## DATA TO USE:
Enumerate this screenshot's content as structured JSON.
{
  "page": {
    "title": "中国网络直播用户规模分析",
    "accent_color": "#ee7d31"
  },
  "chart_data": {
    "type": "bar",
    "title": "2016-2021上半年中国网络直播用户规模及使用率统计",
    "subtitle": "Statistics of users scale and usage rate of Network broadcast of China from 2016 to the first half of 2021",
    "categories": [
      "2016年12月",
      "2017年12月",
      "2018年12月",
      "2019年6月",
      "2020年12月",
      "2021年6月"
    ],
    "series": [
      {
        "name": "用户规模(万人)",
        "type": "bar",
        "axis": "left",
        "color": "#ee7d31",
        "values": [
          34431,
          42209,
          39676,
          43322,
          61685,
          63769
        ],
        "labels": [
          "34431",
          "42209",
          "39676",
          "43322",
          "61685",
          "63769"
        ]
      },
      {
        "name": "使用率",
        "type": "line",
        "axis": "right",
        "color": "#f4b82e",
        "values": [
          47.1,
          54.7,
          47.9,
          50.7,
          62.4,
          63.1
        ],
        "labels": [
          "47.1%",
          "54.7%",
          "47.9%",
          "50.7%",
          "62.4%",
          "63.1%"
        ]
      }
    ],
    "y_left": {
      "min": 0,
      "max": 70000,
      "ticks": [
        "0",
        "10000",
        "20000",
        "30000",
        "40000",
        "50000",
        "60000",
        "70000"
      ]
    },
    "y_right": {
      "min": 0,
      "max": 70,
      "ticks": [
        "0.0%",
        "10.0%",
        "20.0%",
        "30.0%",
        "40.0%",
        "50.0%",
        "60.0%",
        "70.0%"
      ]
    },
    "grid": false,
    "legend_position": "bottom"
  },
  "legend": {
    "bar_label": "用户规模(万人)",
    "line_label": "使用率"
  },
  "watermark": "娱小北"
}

## WHAT THE TASK ASKS:
Write out all of the records once more, exactly.

## COMPLETED EXERCISE:
Enumerate this screenshot's content as structured JSON.
{
  "page": {
    "title": "中国网络直播用户规模分析",
    "accent_color": "#ee7d31"
  },
  "chart_data": {
    "type": "bar",
    "title": "2016-2021上半年中国网络直播用户规模及使用率统计",
    "subtitle": "Statistics of users scale and usage rate of Network broadcast of China from 2016 to the first half of 2021",
    "categories": [
      "2016年12月",
      "2017年12月",
      "2018年12月",
      "2019年6月",
      "2020年12月",
      "2021年6月"
    ],
    "series": [
      {
        "name": "用户规模(万人)",
        "type": "bar",
        "axis": "left",
        "color": "#ee7d31",
        "values": [
          34431,
          42209,
          39676,
          43322,
          61685,
          63769
        ],
        "labels": [
          "34431",
          "42209",
          "39676",
          "43322",
          "61685",
          "63769"
        ]
      },
      {
        "name": "使用率",
        "type": "line",
        "axis": "right",
        "color": "#f4b82e",
        "values": [
          47.1,
          54.7,
          47.9,
          50.7,
          62.4,
          63.1
        ],
        "labels": [
          "47.1%",
          "54.7%",
          "47.9%",
          "50.7%",
          "62.4%",
          "63.1%"
        ]
      }
    ],
    "y_left": {
      "min": 0,
      "max": 70000,
      "ticks": [
        "0",
        "10000",
        "20000",
        "30000",
        "40000",
        "50000",
        "60000",
        "70000"
      ]
    },
    "y_right": {
      "min": 0,
      "max": 70,
      "ticks": [
        "0.0%",
        "10.0%",
        "20.0%",
        "30.0%",
        "40.0%",
        "50.0%",
        "60.0%",
        "70.0%"
      ]
    },
    "grid": false,
    "legend_position": "bottom"
  },
  "legend": {
    "bar_label": "用户规模(万人)",
    "line_label": "使用率"
  },
  "watermark": "娱小北"
}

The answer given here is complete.